Given task
Select the lines that contain "passengers" and copy each of them.

════════════════

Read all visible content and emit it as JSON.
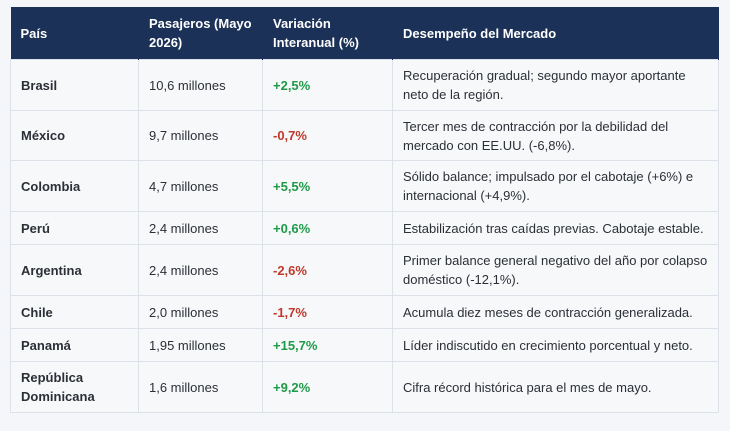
{
  "table": {
    "headers": [
      "País",
      "Pasajeros (Mayo 2026)",
      "Variación Interanual (%)",
      "Desempeño del Mercado"
    ],
    "rows": [
      {
        "country": "Brasil",
        "passengers": "10,6 millones",
        "change": "+2,5%",
        "trend": "pos",
        "performance": "Recuperación gradual; segundo mayor aportante neto de la región."
      },
      {
        "country": "México",
        "passengers": "9,7 millones",
        "change": "-0,7%",
        "trend": "neg",
        "performance": "Tercer mes de contracción por la debilidad del mercado con EE.UU. (-6,8%)."
      },
      {
        "country": "Colombia",
        "passengers": "4,7 millones",
        "change": "+5,5%",
        "trend": "pos",
        "performance": "Sólido balance; impulsado por el cabotaje (+6%) e internacional (+4,9%)."
      },
      {
        "country": "Perú",
        "passengers": "2,4 millones",
        "change": "+0,6%",
        "trend": "pos",
        "performance": "Estabilización tras caídas previas. Cabotaje estable."
      },
      {
        "country": "Argentina",
        "passengers": "2,4 millones",
        "change": "-2,6%",
        "trend": "neg",
        "performance": "Primer balance general negativo del año por colapso doméstico (-12,1%)."
      },
      {
        "country": "Chile",
        "passengers": "2,0 millones",
        "change": "-1,7%",
        "trend": "neg",
        "performance": "Acumula diez meses de contracción generalizada."
      },
      {
        "country": "Panamá",
        "passengers": "1,95 millones",
        "change": "+15,7%",
        "trend": "pos",
        "performance": "Líder indiscutido en crecimiento porcentual y neto."
      },
      {
        "country": "República Dominicana",
        "passengers": "1,6 millones",
        "change": "+9,2%",
        "trend": "pos",
        "performance": "Cifra récord histórica para el mes de mayo."
      }
    ]
  },
  "colors": {
    "header_bg": "#1b3157",
    "positive": "#1e9a48",
    "negative": "#c0392b"
  }
}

════════════════

Solution to this problem
        "passengers": "10,6 millones",
        "passengers": "9,7 millones",
        "passengers": "4,7 millones",
        "passengers": "2,4 millones",
        "passengers": "2,4 millones",
        "passengers": "2,0 millones",
        "passengers": "1,95 millones",
        "passengers": "1,6 millones",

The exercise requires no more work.